(Data entries)
>> Start

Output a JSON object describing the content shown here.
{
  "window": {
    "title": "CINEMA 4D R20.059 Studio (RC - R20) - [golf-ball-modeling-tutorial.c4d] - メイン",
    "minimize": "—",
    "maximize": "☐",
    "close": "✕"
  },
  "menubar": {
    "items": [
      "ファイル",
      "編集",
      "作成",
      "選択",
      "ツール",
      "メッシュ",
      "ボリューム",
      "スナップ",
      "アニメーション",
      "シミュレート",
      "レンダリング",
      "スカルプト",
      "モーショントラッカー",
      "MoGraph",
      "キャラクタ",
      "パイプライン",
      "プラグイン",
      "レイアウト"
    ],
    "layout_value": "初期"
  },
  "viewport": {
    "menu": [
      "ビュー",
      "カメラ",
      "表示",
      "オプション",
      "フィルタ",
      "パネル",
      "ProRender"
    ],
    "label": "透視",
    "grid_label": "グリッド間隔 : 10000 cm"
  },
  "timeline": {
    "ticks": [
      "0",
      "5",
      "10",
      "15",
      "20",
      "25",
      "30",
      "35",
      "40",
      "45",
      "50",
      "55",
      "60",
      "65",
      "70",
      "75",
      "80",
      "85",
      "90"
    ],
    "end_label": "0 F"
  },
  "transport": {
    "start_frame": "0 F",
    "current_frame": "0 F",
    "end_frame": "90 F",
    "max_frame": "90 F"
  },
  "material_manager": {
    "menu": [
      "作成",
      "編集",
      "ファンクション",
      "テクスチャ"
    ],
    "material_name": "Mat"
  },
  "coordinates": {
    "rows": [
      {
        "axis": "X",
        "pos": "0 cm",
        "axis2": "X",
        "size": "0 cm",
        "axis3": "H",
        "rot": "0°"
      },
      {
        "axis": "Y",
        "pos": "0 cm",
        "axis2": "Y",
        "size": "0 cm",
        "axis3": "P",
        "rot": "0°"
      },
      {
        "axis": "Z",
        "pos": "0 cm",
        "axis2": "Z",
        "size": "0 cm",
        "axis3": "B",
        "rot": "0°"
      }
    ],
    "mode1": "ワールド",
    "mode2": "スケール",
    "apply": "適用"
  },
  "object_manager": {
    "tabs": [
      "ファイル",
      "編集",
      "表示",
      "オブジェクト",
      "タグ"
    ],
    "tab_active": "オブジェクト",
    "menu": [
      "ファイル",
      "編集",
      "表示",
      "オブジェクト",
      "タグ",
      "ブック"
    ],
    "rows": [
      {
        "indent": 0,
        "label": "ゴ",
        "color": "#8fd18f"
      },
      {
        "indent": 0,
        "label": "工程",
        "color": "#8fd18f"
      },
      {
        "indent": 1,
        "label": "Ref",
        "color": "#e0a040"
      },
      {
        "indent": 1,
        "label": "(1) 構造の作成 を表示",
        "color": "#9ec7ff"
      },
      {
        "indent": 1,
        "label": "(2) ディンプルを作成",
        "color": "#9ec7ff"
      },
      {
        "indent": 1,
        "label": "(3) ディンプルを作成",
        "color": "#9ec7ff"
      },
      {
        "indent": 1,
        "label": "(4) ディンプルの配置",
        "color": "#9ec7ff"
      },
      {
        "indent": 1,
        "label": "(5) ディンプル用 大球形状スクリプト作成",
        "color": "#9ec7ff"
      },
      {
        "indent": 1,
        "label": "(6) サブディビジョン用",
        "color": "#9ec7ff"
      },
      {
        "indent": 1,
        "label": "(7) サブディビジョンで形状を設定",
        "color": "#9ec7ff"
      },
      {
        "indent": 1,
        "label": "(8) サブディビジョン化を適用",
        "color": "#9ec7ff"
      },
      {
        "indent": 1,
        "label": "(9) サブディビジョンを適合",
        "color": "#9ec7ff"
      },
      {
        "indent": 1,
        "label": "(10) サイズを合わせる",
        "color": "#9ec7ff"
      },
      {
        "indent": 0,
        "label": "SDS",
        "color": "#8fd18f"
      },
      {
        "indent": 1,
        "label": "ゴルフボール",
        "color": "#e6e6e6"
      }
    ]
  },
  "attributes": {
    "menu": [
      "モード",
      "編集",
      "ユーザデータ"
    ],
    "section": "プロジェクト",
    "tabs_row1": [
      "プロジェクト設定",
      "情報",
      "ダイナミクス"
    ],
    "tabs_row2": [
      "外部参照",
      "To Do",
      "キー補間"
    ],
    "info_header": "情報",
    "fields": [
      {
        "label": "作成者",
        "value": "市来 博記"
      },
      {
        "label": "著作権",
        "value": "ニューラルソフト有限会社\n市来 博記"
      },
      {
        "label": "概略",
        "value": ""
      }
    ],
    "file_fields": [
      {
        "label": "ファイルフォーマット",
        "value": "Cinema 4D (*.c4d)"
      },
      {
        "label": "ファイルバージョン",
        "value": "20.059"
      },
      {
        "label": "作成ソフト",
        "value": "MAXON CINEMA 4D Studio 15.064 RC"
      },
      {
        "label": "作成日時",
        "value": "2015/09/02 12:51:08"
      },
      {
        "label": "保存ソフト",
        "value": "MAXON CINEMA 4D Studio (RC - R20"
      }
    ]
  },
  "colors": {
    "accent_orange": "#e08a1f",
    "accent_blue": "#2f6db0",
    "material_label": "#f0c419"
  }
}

>> End

→ **EXERCISE**:
Quote all the records exactly, please, leaving none out.

→ **SOLUTION TO THE PROBLEM**:
Output a JSON object describing the content shown here.
{
  "window": {
    "title": "CINEMA 4D R20.059 Studio (RC - R20) - [golf-ball-modeling-tutorial.c4d] - メイン",
    "minimize": "—",
    "maximize": "☐",
    "close": "✕"
  },
  "menubar": {
    "items": [
      "ファイル",
      "編集",
      "作成",
      "選択",
      "ツール",
      "メッシュ",
      "ボリューム",
      "スナップ",
      "アニメーション",
      "シミュレート",
      "レンダリング",
      "スカルプト",
      "モーショントラッカー",
      "MoGraph",
      "キャラクタ",
      "パイプライン",
      "プラグイン",
      "レイアウト"
    ],
    "layout_value": "初期"
  },
  "viewport": {
    "menu": [
      "ビュー",
      "カメラ",
      "表示",
      "オプション",
      "フィルタ",
      "パネル",
      "ProRender"
    ],
    "label": "透視",
    "grid_label": "グリッド間隔 : 10000 cm"
  },
  "timeline": {
    "ticks": [
      "0",
      "5",
      "10",
      "15",
      "20",
      "25",
      "30",
      "35",
      "40",
      "45",
      "50",
      "55",
      "60",
      "65",
      "70",
      "75",
      "80",
      "85",
      "90"
    ],
    "end_label": "0 F"
  },
  "transport": {
    "start_frame": "0 F",
    "current_frame": "0 F",
    "end_frame": "90 F",
    "max_frame": "90 F"
  },
  "material_manager": {
    "menu": [
      "作成",
      "編集",
      "ファンクション",
      "テクスチャ"
    ],
    "material_name": "Mat"
  },
  "coordinates": {
    "rows": [
      {
        "axis": "X",
        "pos": "0 cm",
        "axis2": "X",
        "size": "0 cm",
        "axis3": "H",
        "rot": "0°"
      },
      {
        "axis": "Y",
        "pos": "0 cm",
        "axis2": "Y",
        "size": "0 cm",
        "axis3": "P",
        "rot": "0°"
      },
      {
        "axis": "Z",
        "pos": "0 cm",
        "axis2": "Z",
        "size": "0 cm",
        "axis3": "B",
        "rot": "0°"
      }
    ],
    "mode1": "ワールド",
    "mode2": "スケール",
    "apply": "適用"
  },
  "object_manager": {
    "tabs": [
      "ファイル",
      "編集",
      "表示",
      "オブジェクト",
      "タグ"
    ],
    "tab_active": "オブジェクト",
    "menu": [
      "ファイル",
      "編集",
      "表示",
      "オブジェクト",
      "タグ",
      "ブック"
    ],
    "rows": [
      {
        "indent": 0,
        "label": "ゴ",
        "color": "#8fd18f"
      },
      {
        "indent": 0,
        "label": "工程",
        "color": "#8fd18f"
      },
      {
        "indent": 1,
        "label": "Ref",
        "color": "#e0a040"
      },
      {
        "indent": 1,
        "label": "(1) 構造の作成 を表示",
        "color": "#9ec7ff"
      },
      {
        "indent": 1,
        "label": "(2) ディンプルを作成",
        "color": "#9ec7ff"
      },
      {
        "indent": 1,
        "label": "(3) ディンプルを作成",
        "color": "#9ec7ff"
      },
      {
        "indent": 1,
        "label": "(4) ディンプルの配置",
        "color": "#9ec7ff"
      },
      {
        "indent": 1,
        "label": "(5) ディンプル用 大球形状スクリプト作成",
        "color": "#9ec7ff"
      },
      {
        "indent": 1,
        "label": "(6) サブディビジョン用",
        "color": "#9ec7ff"
      },
      {
        "indent": 1,
        "label": "(7) サブディビジョンで形状を設定",
        "color": "#9ec7ff"
      },
      {
        "indent": 1,
        "label": "(8) サブディビジョン化を適用",
        "color": "#9ec7ff"
      },
      {
        "indent": 1,
        "label": "(9) サブディビジョンを適合",
        "color": "#9ec7ff"
      },
      {
        "indent": 1,
        "label": "(10) サイズを合わせる",
        "color": "#9ec7ff"
      },
      {
        "indent": 0,
        "label": "SDS",
        "color": "#8fd18f"
      },
      {
        "indent": 1,
        "label": "ゴルフボール",
        "color": "#e6e6e6"
      }
    ]
  },
  "attributes": {
    "menu": [
      "モード",
      "編集",
      "ユーザデータ"
    ],
    "section": "プロジェクト",
    "tabs_row1": [
      "プロジェクト設定",
      "情報",
      "ダイナミクス"
    ],
    "tabs_row2": [
      "外部参照",
      "To Do",
      "キー補間"
    ],
    "info_header": "情報",
    "fields": [
      {
        "label": "作成者",
        "value": "市来 博記"
      },
      {
        "label": "著作権",
        "value": "ニューラルソフト有限会社\n市来 博記"
      },
      {
        "label": "概略",
        "value": ""
      }
    ],
    "file_fields": [
      {
        "label": "ファイルフォーマット",
        "value": "Cinema 4D (*.c4d)"
      },
      {
        "label": "ファイルバージョン",
        "value": "20.059"
      },
      {
        "label": "作成ソフト",
        "value": "MAXON CINEMA 4D Studio 15.064 RC"
      },
      {
        "label": "作成日時",
        "value": "2015/09/02 12:51:08"
      },
      {
        "label": "保存ソフト",
        "value": "MAXON CINEMA 4D Studio (RC - R20"
      }
    ]
  },
  "colors": {
    "accent_orange": "#e08a1f",
    "accent_blue": "#2f6db0",
    "material_label": "#f0c419"
  }
}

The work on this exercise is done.